▼
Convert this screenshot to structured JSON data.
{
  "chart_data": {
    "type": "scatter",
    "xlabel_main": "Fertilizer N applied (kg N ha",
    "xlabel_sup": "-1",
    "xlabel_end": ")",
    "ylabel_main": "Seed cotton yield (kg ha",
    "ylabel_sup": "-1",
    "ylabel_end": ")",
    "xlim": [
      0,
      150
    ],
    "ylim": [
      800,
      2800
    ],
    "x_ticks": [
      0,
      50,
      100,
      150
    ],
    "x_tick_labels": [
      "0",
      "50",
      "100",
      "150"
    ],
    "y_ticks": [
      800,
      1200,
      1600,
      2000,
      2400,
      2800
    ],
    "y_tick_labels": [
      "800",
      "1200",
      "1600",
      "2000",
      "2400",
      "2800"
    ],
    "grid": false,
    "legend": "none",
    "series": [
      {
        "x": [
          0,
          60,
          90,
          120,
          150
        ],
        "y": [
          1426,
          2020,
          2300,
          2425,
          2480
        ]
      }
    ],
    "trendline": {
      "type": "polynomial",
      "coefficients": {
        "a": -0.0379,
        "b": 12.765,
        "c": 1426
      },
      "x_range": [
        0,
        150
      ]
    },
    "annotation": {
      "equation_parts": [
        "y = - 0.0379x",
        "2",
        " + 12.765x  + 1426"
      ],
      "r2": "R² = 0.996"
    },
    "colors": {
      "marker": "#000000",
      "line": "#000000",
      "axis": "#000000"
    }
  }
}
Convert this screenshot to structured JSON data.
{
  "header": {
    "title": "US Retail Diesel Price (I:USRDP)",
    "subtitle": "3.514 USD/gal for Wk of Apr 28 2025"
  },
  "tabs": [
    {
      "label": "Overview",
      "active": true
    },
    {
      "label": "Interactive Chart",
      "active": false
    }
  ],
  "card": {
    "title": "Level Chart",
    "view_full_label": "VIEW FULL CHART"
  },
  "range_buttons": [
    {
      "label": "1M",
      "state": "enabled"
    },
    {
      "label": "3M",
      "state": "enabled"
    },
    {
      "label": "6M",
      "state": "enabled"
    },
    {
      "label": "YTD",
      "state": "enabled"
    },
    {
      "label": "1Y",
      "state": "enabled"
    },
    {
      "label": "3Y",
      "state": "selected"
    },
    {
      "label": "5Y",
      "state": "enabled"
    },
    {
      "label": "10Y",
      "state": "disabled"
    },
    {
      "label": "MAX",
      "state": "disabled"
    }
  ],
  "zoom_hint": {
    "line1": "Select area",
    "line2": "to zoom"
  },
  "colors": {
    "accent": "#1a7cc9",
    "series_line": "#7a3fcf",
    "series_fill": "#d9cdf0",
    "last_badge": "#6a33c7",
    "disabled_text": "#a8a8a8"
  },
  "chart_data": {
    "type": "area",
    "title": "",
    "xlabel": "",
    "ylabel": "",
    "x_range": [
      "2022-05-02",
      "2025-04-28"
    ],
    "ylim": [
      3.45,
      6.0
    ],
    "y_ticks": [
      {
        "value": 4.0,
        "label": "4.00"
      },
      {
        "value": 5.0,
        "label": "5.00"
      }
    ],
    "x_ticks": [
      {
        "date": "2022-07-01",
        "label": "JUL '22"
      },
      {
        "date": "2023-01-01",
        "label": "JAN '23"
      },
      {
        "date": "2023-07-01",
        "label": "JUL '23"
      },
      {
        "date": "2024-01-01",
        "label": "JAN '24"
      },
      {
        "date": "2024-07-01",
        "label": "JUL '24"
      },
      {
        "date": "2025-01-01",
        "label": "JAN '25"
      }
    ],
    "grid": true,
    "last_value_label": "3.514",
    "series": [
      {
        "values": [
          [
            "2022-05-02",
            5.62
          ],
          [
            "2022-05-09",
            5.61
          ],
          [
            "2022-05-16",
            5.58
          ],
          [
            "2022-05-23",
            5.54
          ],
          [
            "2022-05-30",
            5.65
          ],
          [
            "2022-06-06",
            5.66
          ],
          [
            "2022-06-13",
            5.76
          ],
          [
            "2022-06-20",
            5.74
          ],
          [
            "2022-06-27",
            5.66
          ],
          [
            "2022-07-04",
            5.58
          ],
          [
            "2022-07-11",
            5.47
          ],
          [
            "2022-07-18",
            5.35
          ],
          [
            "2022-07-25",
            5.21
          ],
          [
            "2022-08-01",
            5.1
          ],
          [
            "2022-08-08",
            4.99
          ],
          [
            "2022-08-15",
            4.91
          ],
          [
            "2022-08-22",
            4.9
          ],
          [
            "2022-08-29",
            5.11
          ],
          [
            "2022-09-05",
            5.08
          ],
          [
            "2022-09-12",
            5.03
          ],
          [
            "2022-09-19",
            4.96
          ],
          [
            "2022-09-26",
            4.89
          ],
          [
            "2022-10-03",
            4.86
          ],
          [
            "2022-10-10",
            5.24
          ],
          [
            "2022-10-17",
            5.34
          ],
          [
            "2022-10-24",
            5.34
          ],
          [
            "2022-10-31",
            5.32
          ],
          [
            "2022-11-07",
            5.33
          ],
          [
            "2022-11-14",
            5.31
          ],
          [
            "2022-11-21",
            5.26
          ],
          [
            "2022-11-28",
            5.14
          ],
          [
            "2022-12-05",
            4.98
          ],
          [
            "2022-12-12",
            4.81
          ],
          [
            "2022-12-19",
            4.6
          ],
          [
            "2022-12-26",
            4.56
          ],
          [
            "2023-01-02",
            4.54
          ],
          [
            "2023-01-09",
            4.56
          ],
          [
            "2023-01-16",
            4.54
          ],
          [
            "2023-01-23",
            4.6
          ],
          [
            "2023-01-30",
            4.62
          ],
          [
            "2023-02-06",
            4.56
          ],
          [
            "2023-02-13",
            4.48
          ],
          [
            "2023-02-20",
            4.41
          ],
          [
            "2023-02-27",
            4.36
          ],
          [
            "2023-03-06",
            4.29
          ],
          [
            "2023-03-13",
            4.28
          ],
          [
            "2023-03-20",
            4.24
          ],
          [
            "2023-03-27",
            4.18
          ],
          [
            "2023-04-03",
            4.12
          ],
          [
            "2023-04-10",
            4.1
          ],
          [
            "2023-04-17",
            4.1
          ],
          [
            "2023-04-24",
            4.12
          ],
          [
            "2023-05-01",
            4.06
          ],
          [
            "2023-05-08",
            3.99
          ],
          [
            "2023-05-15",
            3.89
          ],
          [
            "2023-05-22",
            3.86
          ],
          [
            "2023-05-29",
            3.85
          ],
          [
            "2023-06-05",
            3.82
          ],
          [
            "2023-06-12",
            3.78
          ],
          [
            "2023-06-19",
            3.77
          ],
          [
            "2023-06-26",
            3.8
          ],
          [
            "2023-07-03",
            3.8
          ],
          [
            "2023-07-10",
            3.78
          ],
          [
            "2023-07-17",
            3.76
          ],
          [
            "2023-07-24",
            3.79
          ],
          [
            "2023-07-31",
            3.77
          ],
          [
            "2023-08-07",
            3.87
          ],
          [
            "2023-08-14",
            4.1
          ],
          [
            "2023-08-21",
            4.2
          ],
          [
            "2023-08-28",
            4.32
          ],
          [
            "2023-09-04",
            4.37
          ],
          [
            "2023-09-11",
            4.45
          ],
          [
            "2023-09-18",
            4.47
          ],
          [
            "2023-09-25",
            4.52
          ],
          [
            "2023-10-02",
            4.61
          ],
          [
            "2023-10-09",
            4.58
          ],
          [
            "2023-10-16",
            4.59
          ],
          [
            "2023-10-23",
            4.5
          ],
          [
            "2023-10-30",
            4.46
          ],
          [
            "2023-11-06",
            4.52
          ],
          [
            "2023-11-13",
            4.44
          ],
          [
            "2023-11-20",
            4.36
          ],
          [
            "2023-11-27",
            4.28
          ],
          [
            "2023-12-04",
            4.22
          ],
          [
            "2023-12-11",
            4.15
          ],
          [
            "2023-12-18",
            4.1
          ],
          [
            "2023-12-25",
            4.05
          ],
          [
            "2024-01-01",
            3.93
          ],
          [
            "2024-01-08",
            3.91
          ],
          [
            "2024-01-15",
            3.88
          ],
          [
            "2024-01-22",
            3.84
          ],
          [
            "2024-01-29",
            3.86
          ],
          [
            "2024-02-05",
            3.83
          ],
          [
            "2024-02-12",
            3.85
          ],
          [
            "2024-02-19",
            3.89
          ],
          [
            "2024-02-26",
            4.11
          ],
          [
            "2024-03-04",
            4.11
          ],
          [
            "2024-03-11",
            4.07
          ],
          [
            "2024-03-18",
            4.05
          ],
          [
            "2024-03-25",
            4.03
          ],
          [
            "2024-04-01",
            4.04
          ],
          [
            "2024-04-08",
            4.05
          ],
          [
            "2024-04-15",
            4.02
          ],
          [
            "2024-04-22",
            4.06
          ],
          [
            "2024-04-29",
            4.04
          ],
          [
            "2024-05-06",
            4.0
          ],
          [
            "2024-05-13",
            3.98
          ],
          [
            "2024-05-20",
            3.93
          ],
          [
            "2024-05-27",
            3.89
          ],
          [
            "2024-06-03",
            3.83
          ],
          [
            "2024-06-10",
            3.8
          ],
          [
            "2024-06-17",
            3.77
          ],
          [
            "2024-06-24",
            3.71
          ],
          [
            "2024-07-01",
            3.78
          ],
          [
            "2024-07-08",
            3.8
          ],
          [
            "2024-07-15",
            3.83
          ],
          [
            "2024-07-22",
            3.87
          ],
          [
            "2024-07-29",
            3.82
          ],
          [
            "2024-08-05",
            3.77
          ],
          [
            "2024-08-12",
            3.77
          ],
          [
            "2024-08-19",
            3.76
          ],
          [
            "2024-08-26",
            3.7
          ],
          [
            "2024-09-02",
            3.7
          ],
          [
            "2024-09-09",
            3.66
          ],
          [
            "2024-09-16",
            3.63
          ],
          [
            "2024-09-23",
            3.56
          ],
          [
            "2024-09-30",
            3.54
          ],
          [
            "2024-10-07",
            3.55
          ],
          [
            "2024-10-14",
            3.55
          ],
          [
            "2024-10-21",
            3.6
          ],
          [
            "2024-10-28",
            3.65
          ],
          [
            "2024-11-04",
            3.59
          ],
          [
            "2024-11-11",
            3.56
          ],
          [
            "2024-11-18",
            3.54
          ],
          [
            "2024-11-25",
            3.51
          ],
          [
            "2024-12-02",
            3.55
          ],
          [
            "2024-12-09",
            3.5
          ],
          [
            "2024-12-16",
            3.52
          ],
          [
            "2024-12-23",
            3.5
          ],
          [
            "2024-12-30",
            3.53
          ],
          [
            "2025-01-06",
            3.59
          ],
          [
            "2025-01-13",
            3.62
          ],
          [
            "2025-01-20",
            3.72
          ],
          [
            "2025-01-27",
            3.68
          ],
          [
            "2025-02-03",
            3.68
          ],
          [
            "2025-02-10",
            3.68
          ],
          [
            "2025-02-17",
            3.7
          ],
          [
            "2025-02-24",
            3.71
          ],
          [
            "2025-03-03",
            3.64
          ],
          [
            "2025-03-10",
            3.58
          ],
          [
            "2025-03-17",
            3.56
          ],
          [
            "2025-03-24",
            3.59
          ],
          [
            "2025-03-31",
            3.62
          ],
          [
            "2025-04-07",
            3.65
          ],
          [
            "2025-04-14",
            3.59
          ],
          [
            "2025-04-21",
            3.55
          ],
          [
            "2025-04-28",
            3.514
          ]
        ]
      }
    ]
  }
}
▲
# Exercise task:
Go over the records above and tally the lines with the word "date" in them. Give the number alone.

# Completed exercise:
6